* Work instructions *
Retype every entry exactly, character for character.
**** Given data
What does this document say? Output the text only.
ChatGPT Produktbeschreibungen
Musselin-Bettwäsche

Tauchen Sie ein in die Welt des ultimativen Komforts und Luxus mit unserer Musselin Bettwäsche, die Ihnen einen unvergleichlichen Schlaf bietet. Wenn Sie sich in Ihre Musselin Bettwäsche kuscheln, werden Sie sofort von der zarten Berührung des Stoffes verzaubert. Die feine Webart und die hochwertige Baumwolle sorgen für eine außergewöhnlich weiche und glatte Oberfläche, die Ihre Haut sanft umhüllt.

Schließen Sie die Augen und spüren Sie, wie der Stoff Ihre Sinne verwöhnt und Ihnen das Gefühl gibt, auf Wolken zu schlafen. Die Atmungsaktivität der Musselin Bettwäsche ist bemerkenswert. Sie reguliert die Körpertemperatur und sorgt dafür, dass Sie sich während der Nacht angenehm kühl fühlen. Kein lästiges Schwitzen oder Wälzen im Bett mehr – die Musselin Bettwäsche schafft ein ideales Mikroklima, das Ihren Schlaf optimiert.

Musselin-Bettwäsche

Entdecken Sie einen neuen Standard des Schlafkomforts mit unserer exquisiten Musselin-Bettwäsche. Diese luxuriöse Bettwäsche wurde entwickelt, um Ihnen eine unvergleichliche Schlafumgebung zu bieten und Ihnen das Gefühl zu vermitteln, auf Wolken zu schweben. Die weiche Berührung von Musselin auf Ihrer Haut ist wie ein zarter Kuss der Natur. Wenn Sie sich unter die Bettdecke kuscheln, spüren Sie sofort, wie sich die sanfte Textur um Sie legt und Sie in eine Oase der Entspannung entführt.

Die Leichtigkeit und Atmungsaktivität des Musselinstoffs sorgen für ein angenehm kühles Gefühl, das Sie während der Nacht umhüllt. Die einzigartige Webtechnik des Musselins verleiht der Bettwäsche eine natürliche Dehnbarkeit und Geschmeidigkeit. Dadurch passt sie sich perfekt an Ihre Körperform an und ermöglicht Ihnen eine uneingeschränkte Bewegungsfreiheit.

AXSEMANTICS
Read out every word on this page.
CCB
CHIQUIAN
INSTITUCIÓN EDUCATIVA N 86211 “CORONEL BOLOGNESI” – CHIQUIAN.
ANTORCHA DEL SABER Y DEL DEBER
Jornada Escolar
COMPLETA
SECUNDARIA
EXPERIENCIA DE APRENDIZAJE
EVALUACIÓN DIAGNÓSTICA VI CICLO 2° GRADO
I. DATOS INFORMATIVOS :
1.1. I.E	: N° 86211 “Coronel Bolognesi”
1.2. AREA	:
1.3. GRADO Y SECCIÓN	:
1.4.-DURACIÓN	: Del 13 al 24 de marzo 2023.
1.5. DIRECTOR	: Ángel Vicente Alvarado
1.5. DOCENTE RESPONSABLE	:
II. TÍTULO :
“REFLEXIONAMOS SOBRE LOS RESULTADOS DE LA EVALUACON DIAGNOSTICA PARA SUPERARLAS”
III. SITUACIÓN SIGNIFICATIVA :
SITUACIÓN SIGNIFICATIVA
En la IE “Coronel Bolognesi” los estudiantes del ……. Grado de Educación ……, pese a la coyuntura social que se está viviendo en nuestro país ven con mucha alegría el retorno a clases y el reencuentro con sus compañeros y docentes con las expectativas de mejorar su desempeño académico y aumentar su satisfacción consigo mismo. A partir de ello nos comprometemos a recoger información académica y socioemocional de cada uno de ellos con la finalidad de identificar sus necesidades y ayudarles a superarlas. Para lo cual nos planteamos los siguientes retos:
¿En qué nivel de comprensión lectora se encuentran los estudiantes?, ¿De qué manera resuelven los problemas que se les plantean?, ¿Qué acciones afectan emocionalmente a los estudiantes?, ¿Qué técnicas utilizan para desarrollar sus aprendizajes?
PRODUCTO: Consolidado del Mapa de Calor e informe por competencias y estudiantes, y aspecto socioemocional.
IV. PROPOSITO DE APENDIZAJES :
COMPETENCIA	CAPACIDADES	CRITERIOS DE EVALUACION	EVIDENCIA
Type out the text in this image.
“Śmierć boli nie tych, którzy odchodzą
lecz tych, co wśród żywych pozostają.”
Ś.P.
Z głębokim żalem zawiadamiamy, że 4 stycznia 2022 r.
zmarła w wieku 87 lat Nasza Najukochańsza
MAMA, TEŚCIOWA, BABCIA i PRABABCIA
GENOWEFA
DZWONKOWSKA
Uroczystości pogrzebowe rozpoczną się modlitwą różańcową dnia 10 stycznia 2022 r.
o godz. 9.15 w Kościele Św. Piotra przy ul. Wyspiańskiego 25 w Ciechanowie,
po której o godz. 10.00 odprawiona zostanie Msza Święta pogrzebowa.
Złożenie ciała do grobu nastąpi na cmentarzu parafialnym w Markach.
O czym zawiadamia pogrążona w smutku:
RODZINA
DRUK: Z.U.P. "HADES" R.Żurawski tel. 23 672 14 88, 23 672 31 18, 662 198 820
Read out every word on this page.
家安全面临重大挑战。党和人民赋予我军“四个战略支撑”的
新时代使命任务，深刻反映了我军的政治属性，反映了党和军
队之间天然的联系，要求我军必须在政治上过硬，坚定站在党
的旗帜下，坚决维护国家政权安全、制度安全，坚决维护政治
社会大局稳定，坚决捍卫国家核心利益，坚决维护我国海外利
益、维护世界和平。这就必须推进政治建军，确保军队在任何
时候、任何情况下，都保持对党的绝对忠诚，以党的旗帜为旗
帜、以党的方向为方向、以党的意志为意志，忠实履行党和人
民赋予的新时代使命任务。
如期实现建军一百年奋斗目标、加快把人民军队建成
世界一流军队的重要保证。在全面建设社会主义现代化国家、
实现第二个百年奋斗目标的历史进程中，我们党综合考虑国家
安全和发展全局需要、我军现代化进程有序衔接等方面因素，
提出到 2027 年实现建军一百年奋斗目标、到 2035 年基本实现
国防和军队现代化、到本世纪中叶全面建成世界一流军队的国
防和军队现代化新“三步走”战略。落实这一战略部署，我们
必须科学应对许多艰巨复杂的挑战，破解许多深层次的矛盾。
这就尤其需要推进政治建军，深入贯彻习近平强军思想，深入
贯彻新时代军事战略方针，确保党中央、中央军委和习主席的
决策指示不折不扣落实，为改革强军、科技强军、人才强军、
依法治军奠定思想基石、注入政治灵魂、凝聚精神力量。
********
* Solution for this problem *
What does this document say? Output the text only.
ChatGPT Produktbeschreibungen
Musselin-Bettwäsche

Tauchen Sie ein in die Welt des ultimativen Komforts und Luxus mit unserer Musselin Bettwäsche, die Ihnen einen unvergleichlichen Schlaf bietet. Wenn Sie sich in Ihre Musselin Bettwäsche kuscheln, werden Sie sofort von der zarten Berührung des Stoffes verzaubert. Die feine Webart und die hochwertige Baumwolle sorgen für eine außergewöhnlich weiche und glatte Oberfläche, die Ihre Haut sanft umhüllt.

Schließen Sie die Augen und spüren Sie, wie der Stoff Ihre Sinne verwöhnt und Ihnen das Gefühl gibt, auf Wolken zu schlafen. Die Atmungsaktivität der Musselin Bettwäsche ist bemerkenswert. Sie reguliert die Körpertemperatur und sorgt dafür, dass Sie sich während der Nacht angenehm kühl fühlen. Kein lästiges Schwitzen oder Wälzen im Bett mehr – die Musselin Bettwäsche schafft ein ideales Mikroklima, das Ihren Schlaf optimiert.

Musselin-Bettwäsche

Entdecken Sie einen neuen Standard des Schlafkomforts mit unserer exquisiten Musselin-Bettwäsche. Diese luxuriöse Bettwäsche wurde entwickelt, um Ihnen eine unvergleichliche Schlafumgebung zu bieten und Ihnen das Gefühl zu vermitteln, auf Wolken zu schweben. Die weiche Berührung von Musselin auf Ihrer Haut ist wie ein zarter Kuss der Natur. Wenn Sie sich unter die Bettdecke kuscheln, spüren Sie sofort, wie sich die sanfte Textur um Sie legt und Sie in eine Oase der Entspannung entführt.

Die Leichtigkeit und Atmungsaktivität des Musselinstoffs sorgen für ein angenehm kühles Gefühl, das Sie während der Nacht umhüllt. Die einzigartige Webtechnik des Musselins verleiht der Bettwäsche eine natürliche Dehnbarkeit und Geschmeidigkeit. Dadurch passt sie sich perfekt an Ihre Körperform an und ermöglicht Ihnen eine uneingeschränkte Bewegungsfreiheit.

AXSEMANTICS
Read out every word on this page.
CCB
CHIQUIAN
INSTITUCIÓN EDUCATIVA N 86211 “CORONEL BOLOGNESI” – CHIQUIAN.
ANTORCHA DEL SABER Y DEL DEBER
Jornada Escolar
COMPLETA
SECUNDARIA
EXPERIENCIA DE APRENDIZAJE
EVALUACIÓN DIAGNÓSTICA VI CICLO 2° GRADO
I. DATOS INFORMATIVOS :
1.1. I.E	: N° 86211 “Coronel Bolognesi”
1.2. AREA	:
1.3. GRADO Y SECCIÓN	:
1.4.-DURACIÓN	: Del 13 al 24 de marzo 2023.
1.5. DIRECTOR	: Ángel Vicente Alvarado
1.5. DOCENTE RESPONSABLE	:
II. TÍTULO :
“REFLEXIONAMOS SOBRE LOS RESULTADOS DE LA EVALUACON DIAGNOSTICA PARA SUPERARLAS”
III. SITUACIÓN SIGNIFICATIVA :
SITUACIÓN SIGNIFICATIVA
En la IE “Coronel Bolognesi” los estudiantes del ……. Grado de Educación ……, pese a la coyuntura social que se está viviendo en nuestro país ven con mucha alegría el retorno a clases y el reencuentro con sus compañeros y docentes con las expectativas de mejorar su desempeño académico y aumentar su satisfacción consigo mismo. A partir de ello nos comprometemos a recoger información académica y socioemocional de cada uno de ellos con la finalidad de identificar sus necesidades y ayudarles a superarlas. Para lo cual nos planteamos los siguientes retos:
¿En qué nivel de comprensión lectora se encuentran los estudiantes?, ¿De qué manera resuelven los problemas que se les plantean?, ¿Qué acciones afectan emocionalmente a los estudiantes?, ¿Qué técnicas utilizan para desarrollar sus aprendizajes?
PRODUCTO: Consolidado del Mapa de Calor e informe por competencias y estudiantes, y aspecto socioemocional.
IV. PROPOSITO DE APENDIZAJES :
COMPETENCIA	CAPACIDADES	CRITERIOS DE EVALUACION	EVIDENCIA
Type out the text in this image.
“Śmierć boli nie tych, którzy odchodzą
lecz tych, co wśród żywych pozostają.”
Ś.P.
Z głębokim żalem zawiadamiamy, że 4 stycznia 2022 r.
zmarła w wieku 87 lat Nasza Najukochańsza
MAMA, TEŚCIOWA, BABCIA i PRABABCIA
GENOWEFA
DZWONKOWSKA
Uroczystości pogrzebowe rozpoczną się modlitwą różańcową dnia 10 stycznia 2022 r.
o godz. 9.15 w Kościele Św. Piotra przy ul. Wyspiańskiego 25 w Ciechanowie,
po której o godz. 10.00 odprawiona zostanie Msza Święta pogrzebowa.
Złożenie ciała do grobu nastąpi na cmentarzu parafialnym w Markach.
O czym zawiadamia pogrążona w smutku:
RODZINA
DRUK: Z.U.P. "HADES" R.Żurawski tel. 23 672 14 88, 23 672 31 18, 662 198 820
Read out every word on this page.
家安全面临重大挑战。党和人民赋予我军“四个战略支撑”的
新时代使命任务，深刻反映了我军的政治属性，反映了党和军
队之间天然的联系，要求我军必须在政治上过硬，坚定站在党
的旗帜下，坚决维护国家政权安全、制度安全，坚决维护政治
社会大局稳定，坚决捍卫国家核心利益，坚决维护我国海外利
益、维护世界和平。这就必须推进政治建军，确保军队在任何
时候、任何情况下，都保持对党的绝对忠诚，以党的旗帜为旗
帜、以党的方向为方向、以党的意志为意志，忠实履行党和人
民赋予的新时代使命任务。
如期实现建军一百年奋斗目标、加快把人民军队建成
世界一流军队的重要保证。在全面建设社会主义现代化国家、
实现第二个百年奋斗目标的历史进程中，我们党综合考虑国家
安全和发展全局需要、我军现代化进程有序衔接等方面因素，
提出到 2027 年实现建军一百年奋斗目标、到 2035 年基本实现
国防和军队现代化、到本世纪中叶全面建成世界一流军队的国
防和军队现代化新“三步走”战略。落实这一战略部署，我们
必须科学应对许多艰巨复杂的挑战，破解许多深层次的矛盾。
这就尤其需要推进政治建军，深入贯彻习近平强军思想，深入
贯彻新时代军事战略方针，确保党中央、中央军委和习主席的
决策指示不折不扣落实，为改革强军、科技强军、人才强军、
依法治军奠定思想基石、注入政治灵魂、凝聚精神力量。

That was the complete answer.